§ **Excerpted records**
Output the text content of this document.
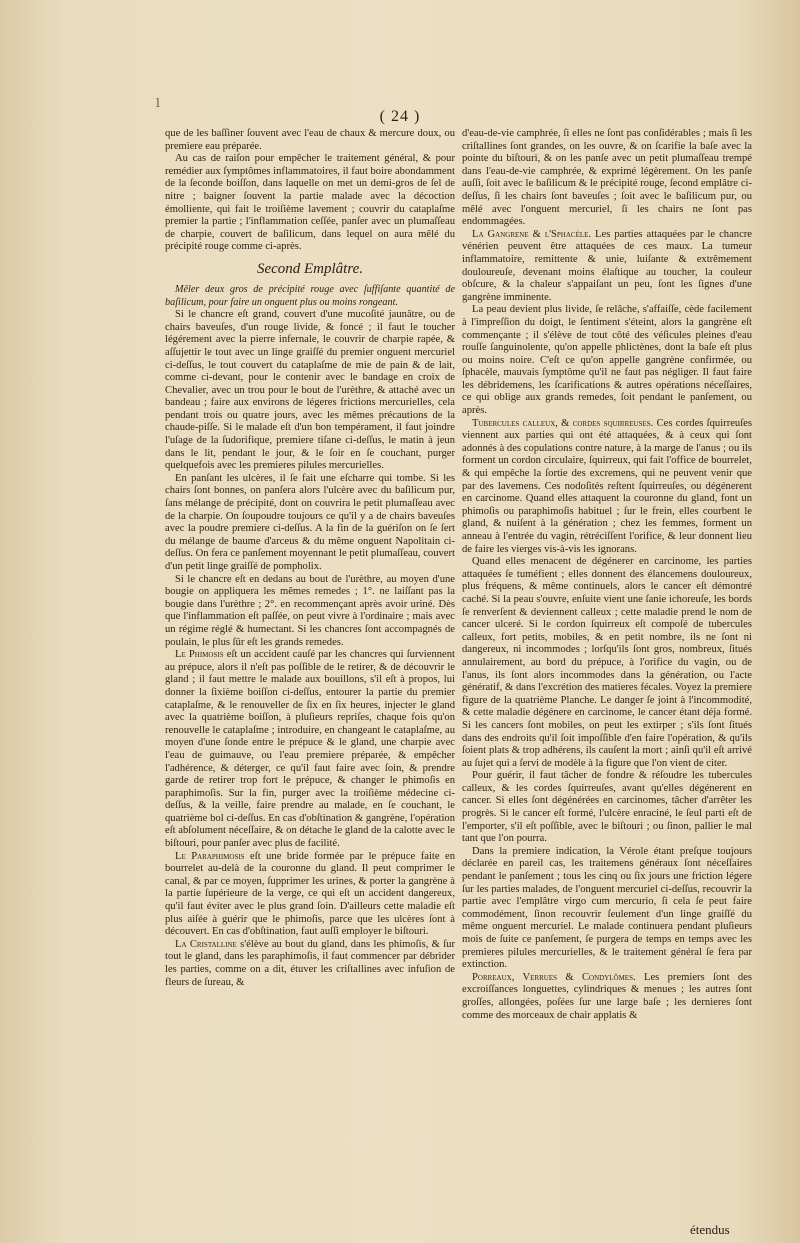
l
( 24 )

que de les baſſiner ſouvent avec l'eau de chaux & mercure doux, ou premiere eau préparée.

Au cas de raiſon pour empêcher le traitement général, & pour remédier aux ſymptômes inflammatoires, il faut boire abondamment de la ſeconde boiſſon, dans laquelle on met un demi-gros de ſel de nitre ; baigner ſouvent la partie malade avec la décoction émolliente, qui fait le troiſième lavement ; couvrir du cataplaſme premier la partie ; l'inflammation ceſſée, panſer avec un plumaſſeau de charpie, couvert de baſilicum, dans lequel on aura mêlé du précipité rouge comme ci-après.

Second Emplâtre.

Mêler deux gros de précipité rouge avec ſuffiſante quantité de baſilicum, pour faire un onguent plus ou moins rongeant.

Si le chancre eſt grand, couvert d'une mucoſité jaunâtre, ou de chairs baveuſes, d'un rouge livide, & foncé ; il faut le toucher légérement avec la pierre infernale, le couvrir de charpie rapée, & aſſujettir le tout avec un linge graiſſé du premier onguent mercuriel ci-deſſus, le tout couvert du cataplaſme de mie de pain & de lait, comme ci-devant, pour le contenir avec le bandage en croix de Chevalier, avec un trou pour le bout de l'urèthre, & attaché avec un bandeau ; faire aux environs de légeres frictions mercurielles, cela pendant trois ou quatre jours, avec les mêmes précautions de la chaude-piſſe. Si le malade eſt d'un bon tempérament, il faut joindre l'uſage de la ſudorifique, premiere tiſane ci-deſſus, le matin à jeun dans le lit, pendant le jour, & le ſoir en ſe couchant, purger quelquefois avec les premieres pilules mercurielles.

En panſant les ulcères, il ſe fait une eſcharre qui tombe. Si les chairs ſont bonnes, on panſera alors l'ulcère avec du baſilicum pur, ſans mélange de précipité, dont on couvrira le petit plumaſſeau avec de la charpie. On ſoupoudre toujours ce qu'il y a de chairs baveuſes avec la poudre premiere ci-deſſus. A la fin de la guériſon on ſe ſert du mélange de baume d'arceus & du même onguent Napolitain ci-deſſus. On fera ce panſement moyennant le petit plumaſſeau, couvert d'un petit linge graiſſé de pompholix.

Si le chancre eſt en dedans au bout de l'urèthre, au moyen d'une bougie on appliquera les mêmes remedes ; 1°. ne laiſſant pas la bougie dans l'urèthre ; 2°. en recommençant après avoir uriné. Dès que l'inflammation eſt paſſée, on peut vivre à l'ordinaire ; mais avec un régime réglé & humectant. Si les chancres ſont accompagnés de poulain, le plus ſûr eſt les grands remedes.

Le Phimosis eſt un accident cauſé par les chancres qui ſurviennent au prépuce, alors il n'eſt pas poſſible de le retirer, & de découvrir le gland ; il faut mettre le malade aux bouillons, s'il eſt à propos, lui donner la ſixième boiſſon ci-deſſus, entourer la partie du premier cataplaſme, & le renouveller de ſix en ſix heures, injecter le gland avec la quatrième boiſſon, à pluſieurs repriſes, chaque fois qu'on renouvelle le cataplaſme ; introduire, en changeant le cataplaſme, au moyen d'une ſonde entre le prépuce & le gland, une charpie avec l'eau de guimauve, ou l'eau premiere préparée, & empêcher l'adhérence, & déterger, ce qu'il faut faire avec ſoin, & prendre garde de retirer trop fort le prépuce, & changer le phimoſis en paraphimoſis. Sur la fin, purger avec la troiſième médecine ci-deſſus, & la veille, faire prendre au malade, en ſe couchant, le quatrième bol ci-deſſus. En cas d'obſtination & gangrène, l'opération eſt abſolument néceſſaire, & on détache le gland de la calotte avec le biſtouri, pour panſer avec plus de facilité.

Le Paraphimosis eſt une bride formée par le prépuce faite en bourrelet au-delà de la couronne du gland. Il peut comprimer le canal, & par ce moyen, ſupprimer les urines, & porter la gangrène à la partie ſupérieure de la verge, ce qui eſt un accident dangereux, qu'il faut éviter avec le plus grand ſoin. D'ailleurs cette maladie eſt plus aiſée à guérir que le phimoſis, parce que les ulcères ſont à découvert. En cas d'obſtination, faut auſſi employer le biſtouri.

La Cristalline s'élève au bout du gland, dans les phimoſis, & ſur tout le gland, dans les paraphimoſis, il faut commencer par débrider les parties, comme on a dit, étuver les criſtallines avec infuſion de fleurs de ſureau, &

d'eau-de-vie camphrée, ſi elles ne ſont pas conſidérables ; mais ſi les criſtallines ſont grandes, on les ouvre, & on ſcarifie la baſe avec la pointe du biſtouri, & on les panſe avec un petit plumaſſeau trempé dans l'eau-de-vie camphrée, & exprimé légèrement. On les panſe auſſi, ſoit avec le baſilicum & le précipité rouge, ſecond emplâtre ci-deſſus, ſi les chairs ſont baveuſes ; ſoit avec le baſilicum pur, ou mêlé avec l'onguent mercuriel, ſi les chairs ne ſont pas endommagées.

La Gangrene & l'Sphacèle. Les parties attaquées par le chancre vénérien peuvent être attaquées de ces maux. La tumeur inflammatoire, remittente & unie, luiſante & extrêmement douloureuſe, devenant moins élaſtique au toucher, la couleur obſcure, & la chaleur s'appaiſant un peu, ſont les ſignes d'une gangrène imminente.

La peau devient plus livide, ſe relâche, s'affaiſſe, cède facilement à l'impreſſion du doigt, le ſentiment s'éteint, alors la gangrène eſt commençante ; il s'élève de tout côté des véſicules pleines d'eau rouſſe ſanguinolente, qu'on appelle phlictènes, dont la baſe eſt plus ou moins noire. C'eſt ce qu'on appelle gangrène confirmée, ou ſphacèle, mauvais ſymptôme qu'il ne faut pas négliger. Il faut faire les débridemens, les ſcarifications & autres opérations néceſſaires, ce qui oblige aux grands remedes, ſoit pendant le panſement, ou après.

Tubercules calleux, & cordes ſquirreuſes. Ces cordes ſquirreuſes viennent aux parties qui ont été attaquées, & à ceux qui ſont adonnés à des copulations contre nature, à la marge de l'anus ; ou ils forment un cordon circulaire, ſquirreux, qui fait l'office de bourrelet, & qui empêche la ſortie des excremens, qui ne peuvent venir que par des lavemens. Ces nodoſités reſtent ſquirreuſes, ou dégénerent en carcinome. Quand elles attaquent la couronne du gland, font un phimoſis ou paraphimoſis habituel ; ſur le frein, elles courbent le gland, & nuiſent à la génération ; chez les femmes, forment un anneau à l'entrée du vagin, rétréciſſent l'orifice, & leur donnent lieu de faire les vierges vis-à-vis les ignorans.

Quand elles menacent de dégénerer en carcinome, les parties attaquées ſe tuméfient ; elles donnent des élancemens douloureux, plus fréquens, & même continuels, alors le cancer eſt démontré caché. Si la peau s'ouvre, enſuite vient une ſanie ichoreuſe, les bords ſe renverſent & deviennent calleux ; cette maladie prend le nom de cancer ulceré. Si le cordon ſquirreux eſt compoſé de tubercules calleux, fort petits, mobiles, & en petit nombre, ils ne ſont ni dangereux, ni incommodes ; lorſqu'ils ſont gros, nombreux, ſitués annulairement, au bord du prépuce, à l'orifice du vagin, ou de l'anus, ils ſont alors incommodes dans la génération, ou l'acte génératif, & dans l'excrétion des matieres fécales. Voyez la premiere figure de la quatrième Planche. Le danger ſe joint à l'incommodité, & cette maladie dégénere en carcinome, le cancer étant déja formé. Si les cancers ſont mobiles, on peut les extirper ; s'ils ſont ſitués dans des endroits qu'il ſoit impoſſible d'en faire l'opération, & qu'ils ſoient plats & trop adhérens, ils cauſent la mort ; ainſi qu'il eſt arrivé au ſujet qui a ſervi de modèle à la figure que l'on vient de citer.

Pour guérir, il faut tâcher de fondre & réſoudre les tubercules calleux, & les cordes ſquirreuſes, avant qu'elles dégénerent en cancer. Si elles ſont dégénérées en carcinomes, tâcher d'arrêter les progrès. Si le cancer eſt formé, l'ulcère enraciné, le ſeul parti eſt de l'emporter, s'il eſt poſſible, avec le biſtouri ; ou ſinon, pallier le mal tant que l'on pourra.

Dans la premiere indication, la Vérole étant preſque toujours déclarée en pareil cas, les traitemens généraux ſont néceſſaires pendant le panſement ; tous les cinq ou ſix jours une friction légere ſur les parties malades, de l'onguent mercuriel ci-deſſus, recouvrir la partie avec l'emplâtre virgo cum mercurio, ſi cela ſe peut faire commodément, ſinon recouvrir ſeulement d'un linge graiſſé du même onguent mercuriel. Le malade continuera pendant pluſieurs mois de ſuite ce panſement, ſe purgera de temps en temps avec les premieres pilules mercurielles, & le traitement général ſe fera par extinction.

Porreaux, Verrues & Condylômes. Les premiers ſont des excroiſſances longuettes, cylindriques & menues ; les autres ſont groſſes, allongées, poſées ſur une large baſe ; les dernieres ſont comme des morceaux de chair applatis &

étendus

§ **Written problem**
Which lines contain the word "mêmes"? Return each of them.

§ **Answer to the task**
Si le chancre eſt grand, couvert d'une mucoſité jaunâtre, ou de chairs baveuſes, d'un rouge livide, & foncé ; il faut le toucher légérement avec la pierre infernale, le couvrir de charpie rapée, & aſſujettir le tout avec un linge graiſſé du premier onguent mercuriel ci-deſſus, le tout couvert du cataplaſme de mie de pain & de lait, comme ci-devant, pour le contenir avec le bandage en croix de Chevalier, avec un trou pour le bout de l'urèthre, & attaché avec un bandeau ; faire aux environs de légeres frictions mercurielles, cela pendant trois ou quatre jours, avec les mêmes précautions de la chaude-piſſe. Si le malade eſt d'un bon tempérament, il faut joindre l'uſage de la ſudorifique, premiere tiſane ci-deſſus, le matin à jeun dans le lit, pendant le jour, & le ſoir en ſe couchant, purger quelquefois avec les premieres pilules mercurielles.
Si le chancre eſt en dedans au bout de l'urèthre, au moyen d'une bougie on appliquera les mêmes remedes ; 1°. ne laiſſant pas la bougie dans l'urèthre ; 2°. en recommençant après avoir uriné. Dès que l'inflammation eſt paſſée, on peut vivre à l'ordinaire ; mais avec un régime réglé & humectant. Si les chancres ſont accompagnés de poulain, le plus ſûr eſt les grands remedes.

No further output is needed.